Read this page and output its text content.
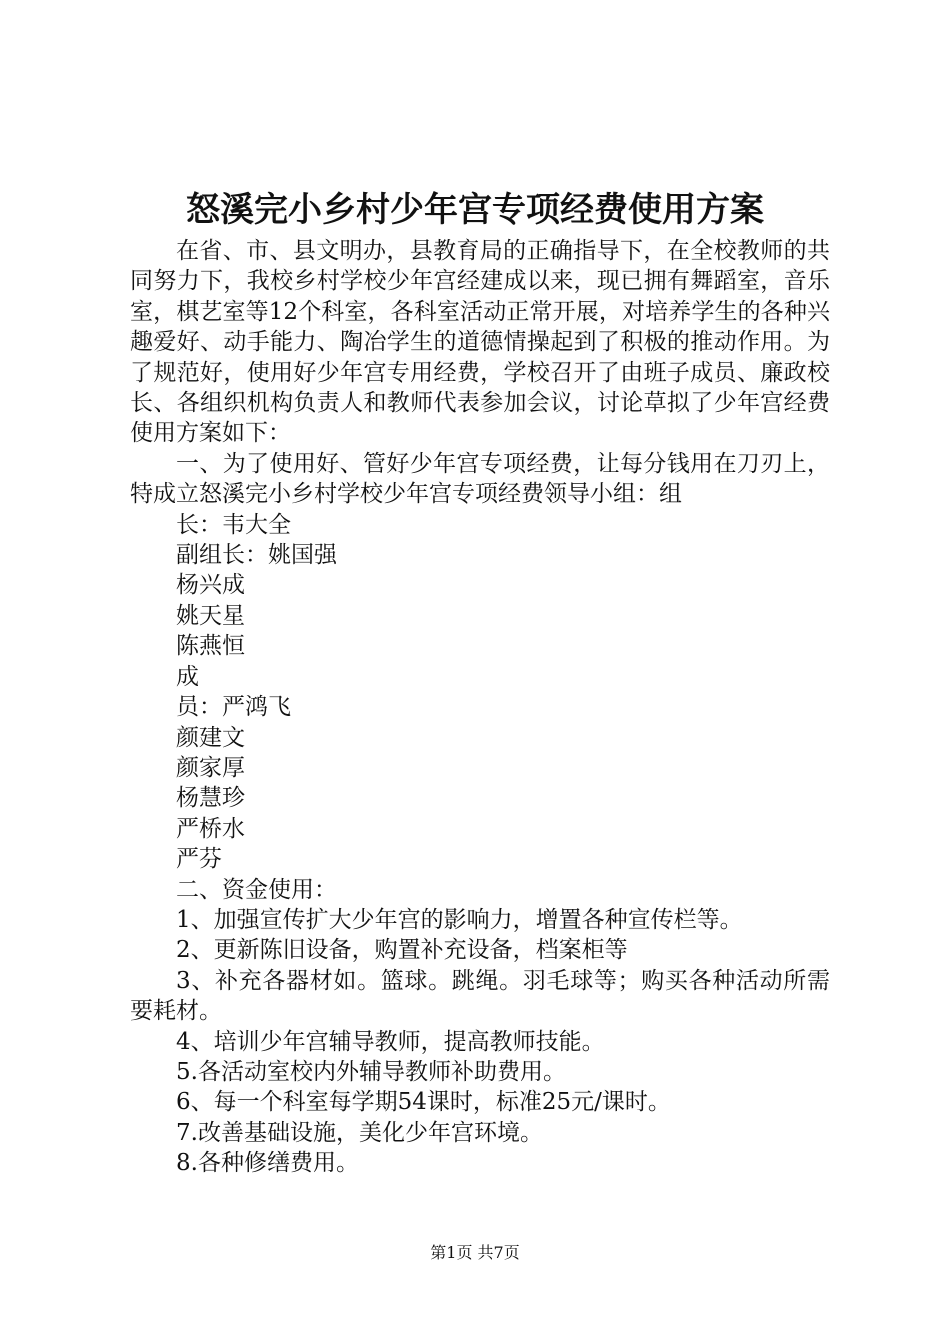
怒溪完小乡村少年宫专项经费使用方案

在省、市、县文明办，县教育局的正确指导下，在全校教师的共同努力下，我校乡村学校少年宫经建成以来，现已拥有舞蹈室，音乐室，棋艺室等12个科室，各科室活动正常开展，对培养学生的各种兴趣爱好、动手能力、陶冶学生的道德情操起到了积极的推动作用。为了规范好，使用好少年宫专用经费，学校召开了由班子成员、廉政校长、各组织机构负责人和教师代表参加会议，讨论草拟了少年宫经费使用方案如下：

一、为了使用好、管好少年宫专项经费，让每分钱用在刀刃上，特成立怒溪完小乡村学校少年宫专项经费领导小组：组

长：韦大全

副组长：姚国强

杨兴成

姚天星

陈燕恒

成

员：严鸿飞

颜建文

颜家厚

杨慧珍

严桥水

严芬

二、资金使用：

1、加强宣传扩大少年宫的影响力，增置各种宣传栏等。

2、更新陈旧设备，购置补充设备，档案柜等

3、补充各器材如。篮球。跳绳。羽毛球等；购买各种活动所需要耗材。

4、培训少年宫辅导教师，提高教师技能。

5.各活动室校内外辅导教师补助费用。

6、每一个科室每学期54课时，标准25元/课时。

7.改善基础设施，美化少年宫环境。

8.各种修缮费用。

第1页 共7页
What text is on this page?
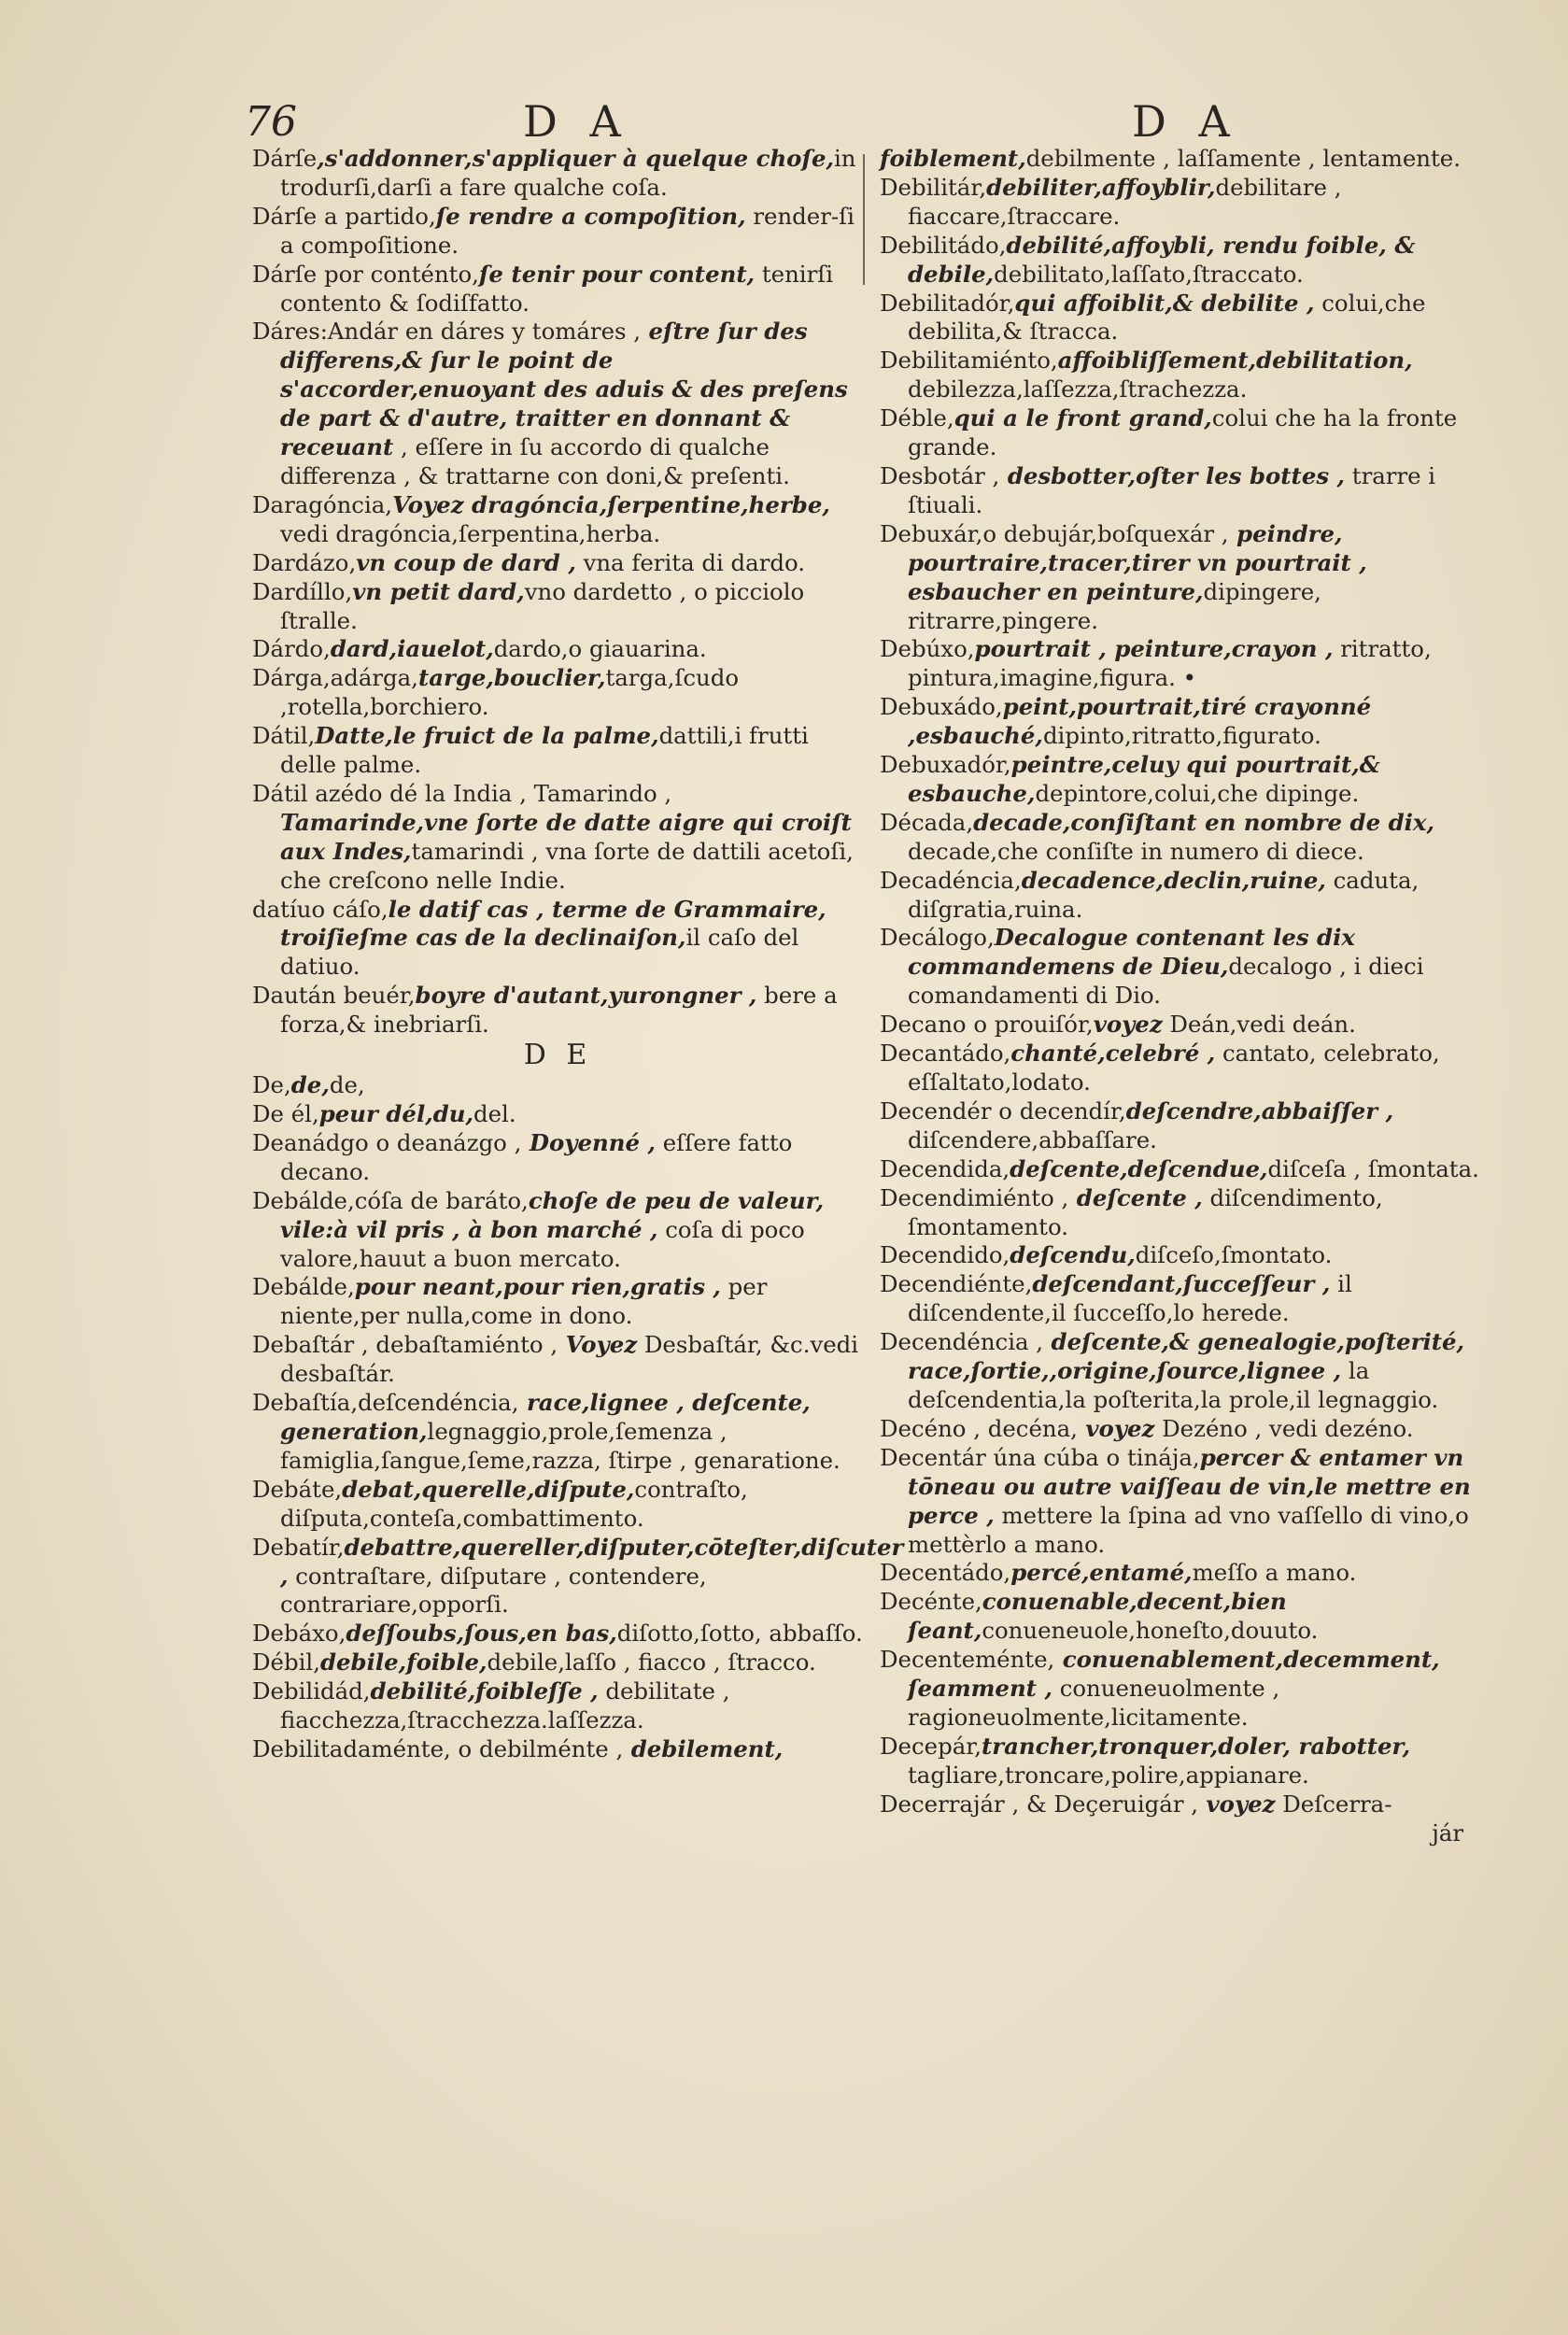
76	D A	D A

Dárſe,s'addonner,s'appliquer à quelque choſe,in trodurſi,darſi a fare qualche coſa.

Dárſe a partido,ſe rendre a compoſition, render-ſi a compoſitione.

Dárſe por conténto,ſe tenir pour content, tenirſi contento & ſodiſfatto.

Dáres:Andár en dáres y tomáres , eſtre ſur des differens,& ſur le point de s'accorder,enuoyant des aduis & des preſens de part & d'autre, traitter en donnant & receuant , eſſere in ſu accordo di qualche differenza , & trattarne con doni,& preſenti.

Daragóncia,Voyez dragóncia,ſerpentine,herbe, vedi dragóncia,ſerpentina,herba.

Dardázo,vn coup de dard , vna ferita di dardo.

Dardíllo,vn petit dard,vno dardetto , o picciolo ſtralle.

Dárdo,dard,iauelot,dardo,o giauarina.

Dárga,adárga,targe,bouclier,targa,ſcudo ,rotella,borchiero.

Dátil,Datte,le fruict de la palme,dattili,i frutti delle palme.

Dátil azédo dé la India , Tamarindo , Tamarinde,vne ſorte de datte aigre qui croiſt aux Indes,tamarindi , vna ſorte de dattili acetoſi, che creſcono nelle Indie.

datíuo cáſo,le datif cas , terme de Grammaire, troiſieſme cas de la declinaiſon,il caſo del datiuo.

Daután beuér,boyre d'autant,yurongner , bere a forza,& inebriarſi.

D E

De,de,de,

De él,peur dél,du,del.

Deanádgo o deanázgo , Doyenné , eſſere fatto decano.

Debálde,cóſa de baráto,choſe de peu de valeur, vile:à vil pris , à bon marché , coſa di poco valore,hauut a buon mercato.

Debálde,pour neant,pour rien,gratis , per niente,per nulla,come in dono.

Debaſtár , debaſtamiénto , Voyez Desbaſtár, &c.vedi desbaſtár.

Debaſtía,deſcendéncia, race,lignee , deſcente, generation,legnaggio,prole,ſemenza , famiglia,ſangue,ſeme,razza, ſtirpe , genaratione.

Debáte,debat,querelle,diſpute,contraſto, diſputa,conteſa,combattimento.

Debatír,debattre,quereller,diſputer,cōteſter,diſcuter , contraſtare, diſputare , contendere, contrariare,opporſi.

Debáxo,deſſoubs,ſous,en bas,diſotto,ſotto, abbaſſo.

Débil,debile,foible,debile,laſſo , fiacco , ſtracco.

Debilidád,debilité,foibleſſe , debilitate , fiacchezza,ſtracchezza.laſſezza.

Debilitadaménte, o debilménte , debilement,

foiblement,debilmente , laſſamente , lentamente.

Debilitár,debiliter,affoyblir,debilitare , fiaccare,ſtraccare.

Debilitádo,debilité,affoybli, rendu foible, & debile,debilitato,laſſato,ſtraccato.

Debilitadór,qui affoiblit,& debilite , colui,che debilita,& ſtracca.

Debilitamiénto,affoibliſſement,debilitation, debilezza,laſſezza,ſtrachezza.

Déble,qui a le front grand,colui che ha la fronte grande.

Desbotár , desbotter,oſter les bottes , trarre i ſtiuali.

Debuxár,o debujár,boſquexár , peindre, pourtraire,tracer,tirer vn pourtrait , esbaucher en peinture,dipingere, ritrarre,pingere.

Debúxo,pourtrait , peinture,crayon , ritratto, pintura,imagine,figura. •

Debuxádo,peint,pourtrait,tiré crayonné ,esbauché,dipinto,ritratto,figurato.

Debuxadór,peintre,celuy qui pourtrait,& esbauche,depintore,colui,che dipinge.

Década,decade,conſiſtant en nombre de dix, decade,che conſiſte in numero di diece.

Decadéncia,decadence,declin,ruine, caduta, diſgratia,ruina.

Decálogo,Decalogue contenant les dix commandemens de Dieu,decalogo , i dieci comandamenti di Dio.

Decano o prouiſór,voyez Deán,vedi deán.

Decantádo,chanté,celebré , cantato, celebrato, eſſaltato,lodato.

Decendér o decendír,deſcendre,abbaiſſer , diſcendere,abbaſſare.

Decendida,deſcente,deſcendue,diſceſa , ſmontata.

Decendimiénto , deſcente , diſcendimento, ſmontamento.

Decendido,deſcendu,diſceſo,ſmontato.

Decendiénte,deſcendant,ſucceſſeur , il diſcendente,il ſucceſſo,lo herede.

Decendéncia , deſcente,& genealogie,poſterité, race,ſortie,,origine,ſource,lignee , la deſcendentia,la poſterita,la prole,il legnaggio.

Decéno , decéna, voyez Dezéno , vedi dezéno.

Decentár úna cúba o tinája,percer & entamer vn tōneau ou autre vaiſſeau de vin,le mettre en perce , mettere la ſpina ad vno vaſſello di vino,o mettèrlo a mano.

Decentádo,percé,entamé,meſſo a mano.

Decénte,conuenable,decent,bien ſeant,conueneuole,honeſto,douuto.

Decenteménte, conuenablement,decemment, ſeamment , conueneuolmente , ragioneuolmente,licitamente.

Decepár,trancher,tronquer,doler, rabotter, tagliare,troncare,polire,appianare.

Decerrajár , & Deçeruigár , voyez Deſcerra-

jár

════════

- **Stated task**
Find every line in the records above that contains the word "mano", and copy each one.

- **Full answer**
Decentár úna cúba o tinája,percer & entamer vn tōneau ou autre vaiſſeau de vin,le mettre en perce , mettere la ſpina ad vno vaſſello di vino,o mettèrlo a mano.
Decentádo,percé,entamé,meſſo a mano.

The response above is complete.